■ What is required
Extract every entry word for word. Skip the pictures.

■ Task material
- - - - - - -

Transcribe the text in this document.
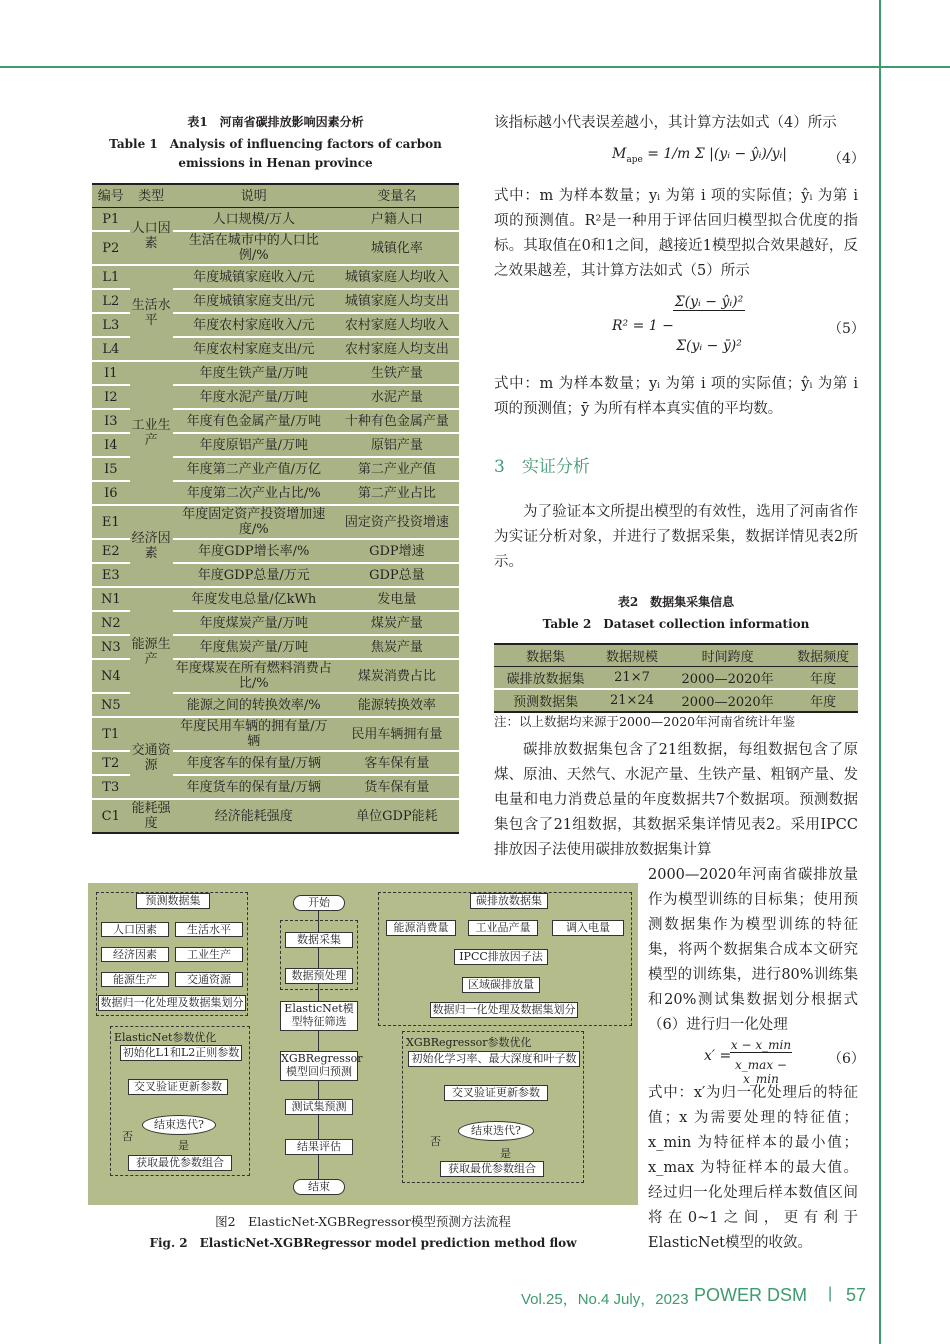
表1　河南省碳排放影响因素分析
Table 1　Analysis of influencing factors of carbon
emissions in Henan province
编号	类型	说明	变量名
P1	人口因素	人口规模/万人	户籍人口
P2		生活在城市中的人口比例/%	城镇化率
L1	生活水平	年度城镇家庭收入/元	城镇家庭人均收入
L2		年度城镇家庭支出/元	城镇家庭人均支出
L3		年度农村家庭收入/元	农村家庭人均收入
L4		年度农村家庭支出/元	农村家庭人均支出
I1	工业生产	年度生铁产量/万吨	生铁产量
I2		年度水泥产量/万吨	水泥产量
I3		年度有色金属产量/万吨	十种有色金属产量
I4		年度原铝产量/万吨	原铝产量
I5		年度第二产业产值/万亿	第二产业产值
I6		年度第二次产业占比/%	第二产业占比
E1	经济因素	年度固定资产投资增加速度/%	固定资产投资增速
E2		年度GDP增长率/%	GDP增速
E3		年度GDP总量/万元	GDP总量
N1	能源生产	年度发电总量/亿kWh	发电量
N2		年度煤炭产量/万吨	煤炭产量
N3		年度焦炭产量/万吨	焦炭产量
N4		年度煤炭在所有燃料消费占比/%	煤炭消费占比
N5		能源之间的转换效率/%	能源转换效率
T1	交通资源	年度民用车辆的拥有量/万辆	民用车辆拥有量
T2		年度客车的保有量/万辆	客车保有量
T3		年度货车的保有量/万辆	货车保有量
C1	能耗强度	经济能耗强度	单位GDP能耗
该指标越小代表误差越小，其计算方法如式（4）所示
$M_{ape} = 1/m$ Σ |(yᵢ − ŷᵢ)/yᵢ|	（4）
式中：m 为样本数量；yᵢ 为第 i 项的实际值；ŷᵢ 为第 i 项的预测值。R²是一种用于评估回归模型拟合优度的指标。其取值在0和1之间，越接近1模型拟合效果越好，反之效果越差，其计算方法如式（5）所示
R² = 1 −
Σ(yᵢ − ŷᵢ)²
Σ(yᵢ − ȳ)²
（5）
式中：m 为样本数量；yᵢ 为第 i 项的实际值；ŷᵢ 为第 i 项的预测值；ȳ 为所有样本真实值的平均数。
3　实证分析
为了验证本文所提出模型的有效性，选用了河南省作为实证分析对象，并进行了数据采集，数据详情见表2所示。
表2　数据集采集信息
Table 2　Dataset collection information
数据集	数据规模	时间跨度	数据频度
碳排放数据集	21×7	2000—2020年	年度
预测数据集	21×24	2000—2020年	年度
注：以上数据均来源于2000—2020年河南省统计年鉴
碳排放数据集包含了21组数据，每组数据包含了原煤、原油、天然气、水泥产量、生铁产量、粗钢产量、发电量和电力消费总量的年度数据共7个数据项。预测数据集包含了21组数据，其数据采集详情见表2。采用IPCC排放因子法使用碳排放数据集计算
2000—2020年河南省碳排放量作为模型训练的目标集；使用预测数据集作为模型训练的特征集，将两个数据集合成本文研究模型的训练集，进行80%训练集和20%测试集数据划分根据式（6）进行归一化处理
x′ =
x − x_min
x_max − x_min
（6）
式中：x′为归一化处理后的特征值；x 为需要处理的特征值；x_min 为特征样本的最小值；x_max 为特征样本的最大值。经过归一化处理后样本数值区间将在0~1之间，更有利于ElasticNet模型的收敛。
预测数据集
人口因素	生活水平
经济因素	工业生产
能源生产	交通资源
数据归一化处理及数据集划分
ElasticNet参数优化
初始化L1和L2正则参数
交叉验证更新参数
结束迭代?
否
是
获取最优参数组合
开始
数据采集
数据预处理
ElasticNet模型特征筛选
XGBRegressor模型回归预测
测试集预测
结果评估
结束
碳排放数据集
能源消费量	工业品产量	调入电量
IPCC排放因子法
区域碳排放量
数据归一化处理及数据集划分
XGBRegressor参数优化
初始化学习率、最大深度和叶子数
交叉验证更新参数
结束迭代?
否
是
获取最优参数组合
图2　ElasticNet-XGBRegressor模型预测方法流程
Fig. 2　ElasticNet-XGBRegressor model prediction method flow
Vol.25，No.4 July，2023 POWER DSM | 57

- - - - - - -

■ The response
Transcribe the text in this document.
表1　河南省碳排放影响因素分析
Table 1　Analysis of influencing factors of carbon
emissions in Henan province
编号	类型	说明	变量名
P1	人口因素	人口规模/万人	户籍人口
P2		生活在城市中的人口比例/%	城镇化率
L1	生活水平	年度城镇家庭收入/元	城镇家庭人均收入
L2		年度城镇家庭支出/元	城镇家庭人均支出
L3		年度农村家庭收入/元	农村家庭人均收入
L4		年度农村家庭支出/元	农村家庭人均支出
I1	工业生产	年度生铁产量/万吨	生铁产量
I2		年度水泥产量/万吨	水泥产量
I3		年度有色金属产量/万吨	十种有色金属产量
I4		年度原铝产量/万吨	原铝产量
I5		年度第二产业产值/万亿	第二产业产值
I6		年度第二次产业占比/%	第二产业占比
E1	经济因素	年度固定资产投资增加速度/%	固定资产投资增速
E2		年度GDP增长率/%	GDP增速
E3		年度GDP总量/万元	GDP总量
N1	能源生产	年度发电总量/亿kWh	发电量
N2		年度煤炭产量/万吨	煤炭产量
N3		年度焦炭产量/万吨	焦炭产量
N4		年度煤炭在所有燃料消费占比/%	煤炭消费占比
N5		能源之间的转换效率/%	能源转换效率
T1	交通资源	年度民用车辆的拥有量/万辆	民用车辆拥有量
T2		年度客车的保有量/万辆	客车保有量
T3		年度货车的保有量/万辆	货车保有量
C1	能耗强度	经济能耗强度	单位GDP能耗
该指标越小代表误差越小，其计算方法如式（4）所示
$M_{ape} = 1/m$ Σ |(yᵢ − ŷᵢ)/yᵢ|	（4）
式中：m 为样本数量；yᵢ 为第 i 项的实际值；ŷᵢ 为第 i 项的预测值。R²是一种用于评估回归模型拟合优度的指标。其取值在0和1之间，越接近1模型拟合效果越好，反之效果越差，其计算方法如式（5）所示
R² = 1 −
Σ(yᵢ − ŷᵢ)²
Σ(yᵢ − ȳ)²
（5）
式中：m 为样本数量；yᵢ 为第 i 项的实际值；ŷᵢ 为第 i 项的预测值；ȳ 为所有样本真实值的平均数。
3　实证分析
为了验证本文所提出模型的有效性，选用了河南省作为实证分析对象，并进行了数据采集，数据详情见表2所示。
表2　数据集采集信息
Table 2　Dataset collection information
数据集	数据规模	时间跨度	数据频度
碳排放数据集	21×7	2000—2020年	年度
预测数据集	21×24	2000—2020年	年度
注：以上数据均来源于2000—2020年河南省统计年鉴
碳排放数据集包含了21组数据，每组数据包含了原煤、原油、天然气、水泥产量、生铁产量、粗钢产量、发电量和电力消费总量的年度数据共7个数据项。预测数据集包含了21组数据，其数据采集详情见表2。采用IPCC排放因子法使用碳排放数据集计算
2000—2020年河南省碳排放量作为模型训练的目标集；使用预测数据集作为模型训练的特征集，将两个数据集合成本文研究模型的训练集，进行80%训练集和20%测试集数据划分根据式（6）进行归一化处理
x′ =
x − x_min
x_max − x_min
（6）
式中：x′为归一化处理后的特征值；x 为需要处理的特征值；x_min 为特征样本的最小值；x_max 为特征样本的最大值。经过归一化处理后样本数值区间将在0~1之间，更有利于ElasticNet模型的收敛。
预测数据集
人口因素	生活水平
经济因素	工业生产
能源生产	交通资源
数据归一化处理及数据集划分
ElasticNet参数优化
初始化L1和L2正则参数
交叉验证更新参数
结束迭代?
否
是
获取最优参数组合
开始
数据采集
数据预处理
ElasticNet模型特征筛选
XGBRegressor模型回归预测
测试集预测
结果评估
结束
碳排放数据集
能源消费量	工业品产量	调入电量
IPCC排放因子法
区域碳排放量
数据归一化处理及数据集划分
XGBRegressor参数优化
初始化学习率、最大深度和叶子数
交叉验证更新参数
结束迭代?
否
是
获取最优参数组合
图2　ElasticNet-XGBRegressor模型预测方法流程
Fig. 2　ElasticNet-XGBRegressor model prediction method flow
Vol.25，No.4 July，2023 POWER DSM | 57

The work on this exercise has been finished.